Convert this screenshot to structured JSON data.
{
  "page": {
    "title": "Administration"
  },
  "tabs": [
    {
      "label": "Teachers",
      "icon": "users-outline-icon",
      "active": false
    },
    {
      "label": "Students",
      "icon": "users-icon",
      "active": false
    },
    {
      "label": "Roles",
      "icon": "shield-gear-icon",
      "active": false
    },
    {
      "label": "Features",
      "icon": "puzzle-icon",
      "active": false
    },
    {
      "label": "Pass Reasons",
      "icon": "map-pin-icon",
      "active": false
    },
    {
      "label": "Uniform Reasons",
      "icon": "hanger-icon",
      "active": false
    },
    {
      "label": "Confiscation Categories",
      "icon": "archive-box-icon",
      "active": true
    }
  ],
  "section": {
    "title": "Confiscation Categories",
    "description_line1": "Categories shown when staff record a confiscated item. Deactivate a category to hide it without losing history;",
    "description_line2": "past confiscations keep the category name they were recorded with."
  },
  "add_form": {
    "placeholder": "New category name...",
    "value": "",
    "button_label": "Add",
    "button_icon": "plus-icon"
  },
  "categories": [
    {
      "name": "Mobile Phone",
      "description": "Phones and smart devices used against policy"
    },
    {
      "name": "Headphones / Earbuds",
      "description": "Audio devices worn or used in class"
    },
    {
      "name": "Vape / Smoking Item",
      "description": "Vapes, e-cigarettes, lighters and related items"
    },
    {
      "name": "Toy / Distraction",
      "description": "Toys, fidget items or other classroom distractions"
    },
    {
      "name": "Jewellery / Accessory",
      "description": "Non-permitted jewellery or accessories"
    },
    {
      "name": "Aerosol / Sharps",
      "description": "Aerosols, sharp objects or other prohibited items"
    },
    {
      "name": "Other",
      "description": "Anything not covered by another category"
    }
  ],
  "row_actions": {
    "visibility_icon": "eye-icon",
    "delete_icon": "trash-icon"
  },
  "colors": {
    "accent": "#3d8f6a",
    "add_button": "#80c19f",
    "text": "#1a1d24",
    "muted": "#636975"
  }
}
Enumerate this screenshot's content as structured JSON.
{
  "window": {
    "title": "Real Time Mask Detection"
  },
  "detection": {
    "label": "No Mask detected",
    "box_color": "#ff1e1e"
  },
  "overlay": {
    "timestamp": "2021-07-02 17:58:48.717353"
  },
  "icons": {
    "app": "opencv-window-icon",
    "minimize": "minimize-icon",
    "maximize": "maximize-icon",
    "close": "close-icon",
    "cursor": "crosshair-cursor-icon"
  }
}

----

▶ [EXERCISE]
Take every line from the one containing "Enumerate this screenshot's" to the end of the listing and output it exactly, with nothing else.

▶ [EXPECTED ANSWER]
Enumerate this screenshot's content as structured JSON.
{
  "window": {
    "title": "Real Time Mask Detection"
  },
  "detection": {
    "label": "No Mask detected",
    "box_color": "#ff1e1e"
  },
  "overlay": {
    "timestamp": "2021-07-02 17:58:48.717353"
  },
  "icons": {
    "app": "opencv-window-icon",
    "minimize": "minimize-icon",
    "maximize": "maximize-icon",
    "close": "close-icon",
    "cursor": "crosshair-cursor-icon"
  }
}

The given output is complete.